# Start of SUPPLIED DATA

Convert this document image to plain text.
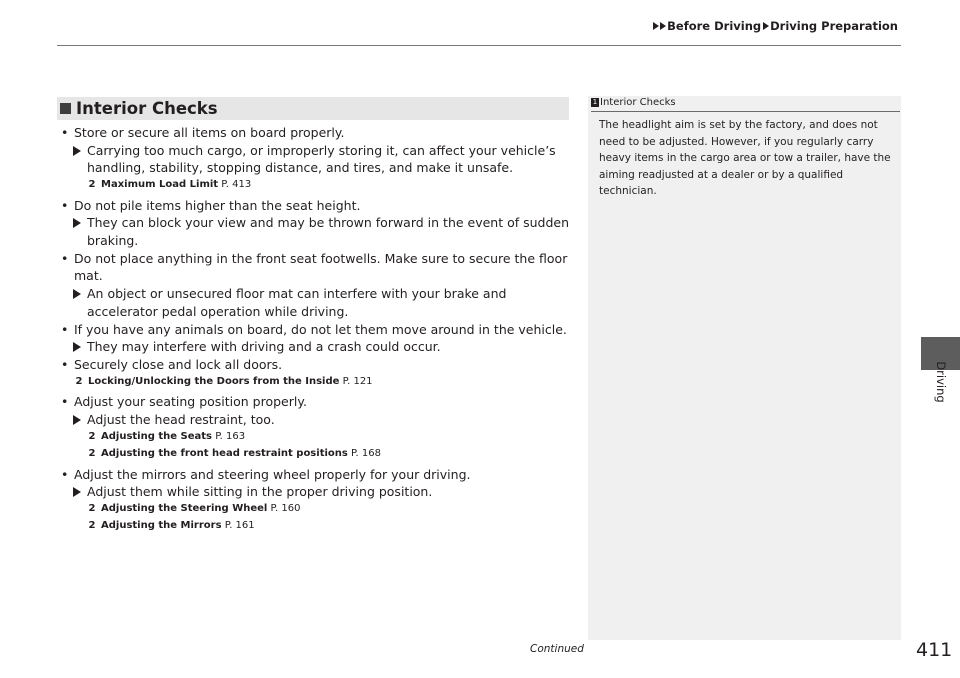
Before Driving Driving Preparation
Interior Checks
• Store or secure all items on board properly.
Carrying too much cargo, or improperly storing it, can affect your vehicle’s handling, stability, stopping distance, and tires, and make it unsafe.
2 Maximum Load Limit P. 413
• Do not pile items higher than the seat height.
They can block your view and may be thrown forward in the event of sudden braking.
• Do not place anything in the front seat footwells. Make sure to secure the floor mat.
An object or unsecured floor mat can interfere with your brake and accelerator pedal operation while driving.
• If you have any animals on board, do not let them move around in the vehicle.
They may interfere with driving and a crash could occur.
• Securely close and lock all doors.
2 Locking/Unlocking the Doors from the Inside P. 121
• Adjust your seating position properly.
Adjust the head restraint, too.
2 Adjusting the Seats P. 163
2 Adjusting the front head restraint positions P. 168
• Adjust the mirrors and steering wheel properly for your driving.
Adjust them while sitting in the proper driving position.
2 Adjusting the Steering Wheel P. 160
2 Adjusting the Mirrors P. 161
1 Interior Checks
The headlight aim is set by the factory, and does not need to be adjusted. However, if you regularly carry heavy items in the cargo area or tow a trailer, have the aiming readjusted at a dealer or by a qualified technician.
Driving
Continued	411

# End of SUPPLIED DATA

(STATED GOAL)
Of the lines in the listing above, how many hold the string "restraint"? Reply with the number only.

(FULL SOLUTION)
2